----- EXTRACTED RECORDS -----

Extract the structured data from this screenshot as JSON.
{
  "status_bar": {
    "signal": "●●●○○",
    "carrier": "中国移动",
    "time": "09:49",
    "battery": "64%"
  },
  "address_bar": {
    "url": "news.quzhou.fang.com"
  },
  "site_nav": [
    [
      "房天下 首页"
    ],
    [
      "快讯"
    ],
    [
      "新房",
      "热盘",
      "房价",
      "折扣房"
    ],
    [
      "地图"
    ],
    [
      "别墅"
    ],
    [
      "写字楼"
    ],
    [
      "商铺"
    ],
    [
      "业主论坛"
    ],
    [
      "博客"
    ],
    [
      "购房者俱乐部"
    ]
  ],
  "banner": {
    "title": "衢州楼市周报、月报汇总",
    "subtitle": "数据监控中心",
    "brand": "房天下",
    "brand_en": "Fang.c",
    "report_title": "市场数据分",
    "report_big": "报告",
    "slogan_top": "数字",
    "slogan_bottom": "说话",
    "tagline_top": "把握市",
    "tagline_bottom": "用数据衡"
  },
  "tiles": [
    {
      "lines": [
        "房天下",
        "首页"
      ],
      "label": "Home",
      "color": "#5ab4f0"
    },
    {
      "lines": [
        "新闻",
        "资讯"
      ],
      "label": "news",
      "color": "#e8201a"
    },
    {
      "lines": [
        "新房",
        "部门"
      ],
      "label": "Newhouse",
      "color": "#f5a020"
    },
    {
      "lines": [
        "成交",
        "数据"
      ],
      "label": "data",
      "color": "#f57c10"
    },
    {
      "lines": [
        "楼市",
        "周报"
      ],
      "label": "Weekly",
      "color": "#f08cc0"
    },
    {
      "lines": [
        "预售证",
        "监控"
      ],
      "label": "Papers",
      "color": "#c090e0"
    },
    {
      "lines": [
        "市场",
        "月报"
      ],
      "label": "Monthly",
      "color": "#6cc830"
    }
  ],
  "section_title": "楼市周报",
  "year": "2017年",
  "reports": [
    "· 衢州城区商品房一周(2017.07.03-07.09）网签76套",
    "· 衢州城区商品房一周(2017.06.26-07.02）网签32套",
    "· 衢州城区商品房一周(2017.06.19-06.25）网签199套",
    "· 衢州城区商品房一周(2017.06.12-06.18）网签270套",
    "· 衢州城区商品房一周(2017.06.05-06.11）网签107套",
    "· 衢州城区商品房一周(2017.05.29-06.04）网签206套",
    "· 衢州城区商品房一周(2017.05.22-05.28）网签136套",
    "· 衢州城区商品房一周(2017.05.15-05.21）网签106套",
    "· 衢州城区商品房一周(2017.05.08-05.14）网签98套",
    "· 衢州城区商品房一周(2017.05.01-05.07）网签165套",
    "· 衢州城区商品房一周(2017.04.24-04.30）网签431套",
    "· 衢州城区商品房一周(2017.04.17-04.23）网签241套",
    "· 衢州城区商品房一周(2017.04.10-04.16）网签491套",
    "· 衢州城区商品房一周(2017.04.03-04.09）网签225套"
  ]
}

-----

▶ [GIVEN TASK]: Copy every record exactly, with nothing added or dropped.

▶ [SOLUTION FOR THIS EXERCISE]:
Extract the structured data from this screenshot as JSON.
{
  "status_bar": {
    "signal": "●●●○○",
    "carrier": "中国移动",
    "time": "09:49",
    "battery": "64%"
  },
  "address_bar": {
    "url": "news.quzhou.fang.com"
  },
  "site_nav": [
    [
      "房天下 首页"
    ],
    [
      "快讯"
    ],
    [
      "新房",
      "热盘",
      "房价",
      "折扣房"
    ],
    [
      "地图"
    ],
    [
      "别墅"
    ],
    [
      "写字楼"
    ],
    [
      "商铺"
    ],
    [
      "业主论坛"
    ],
    [
      "博客"
    ],
    [
      "购房者俱乐部"
    ]
  ],
  "banner": {
    "title": "衢州楼市周报、月报汇总",
    "subtitle": "数据监控中心",
    "brand": "房天下",
    "brand_en": "Fang.c",
    "report_title": "市场数据分",
    "report_big": "报告",
    "slogan_top": "数字",
    "slogan_bottom": "说话",
    "tagline_top": "把握市",
    "tagline_bottom": "用数据衡"
  },
  "tiles": [
    {
      "lines": [
        "房天下",
        "首页"
      ],
      "label": "Home",
      "color": "#5ab4f0"
    },
    {
      "lines": [
        "新闻",
        "资讯"
      ],
      "label": "news",
      "color": "#e8201a"
    },
    {
      "lines": [
        "新房",
        "部门"
      ],
      "label": "Newhouse",
      "color": "#f5a020"
    },
    {
      "lines": [
        "成交",
        "数据"
      ],
      "label": "data",
      "color": "#f57c10"
    },
    {
      "lines": [
        "楼市",
        "周报"
      ],
      "label": "Weekly",
      "color": "#f08cc0"
    },
    {
      "lines": [
        "预售证",
        "监控"
      ],
      "label": "Papers",
      "color": "#c090e0"
    },
    {
      "lines": [
        "市场",
        "月报"
      ],
      "label": "Monthly",
      "color": "#6cc830"
    }
  ],
  "section_title": "楼市周报",
  "year": "2017年",
  "reports": [
    "· 衢州城区商品房一周(2017.07.03-07.09）网签76套",
    "· 衢州城区商品房一周(2017.06.26-07.02）网签32套",
    "· 衢州城区商品房一周(2017.06.19-06.25）网签199套",
    "· 衢州城区商品房一周(2017.06.12-06.18）网签270套",
    "· 衢州城区商品房一周(2017.06.05-06.11）网签107套",
    "· 衢州城区商品房一周(2017.05.29-06.04）网签206套",
    "· 衢州城区商品房一周(2017.05.22-05.28）网签136套",
    "· 衢州城区商品房一周(2017.05.15-05.21）网签106套",
    "· 衢州城区商品房一周(2017.05.08-05.14）网签98套",
    "· 衢州城区商品房一周(2017.05.01-05.07）网签165套",
    "· 衢州城区商品房一周(2017.04.24-04.30）网签431套",
    "· 衢州城区商品房一周(2017.04.17-04.23）网签241套",
    "· 衢州城区商品房一周(2017.04.10-04.16）网签491套",
    "· 衢州城区商品房一周(2017.04.03-04.09）网签225套"
  ]
}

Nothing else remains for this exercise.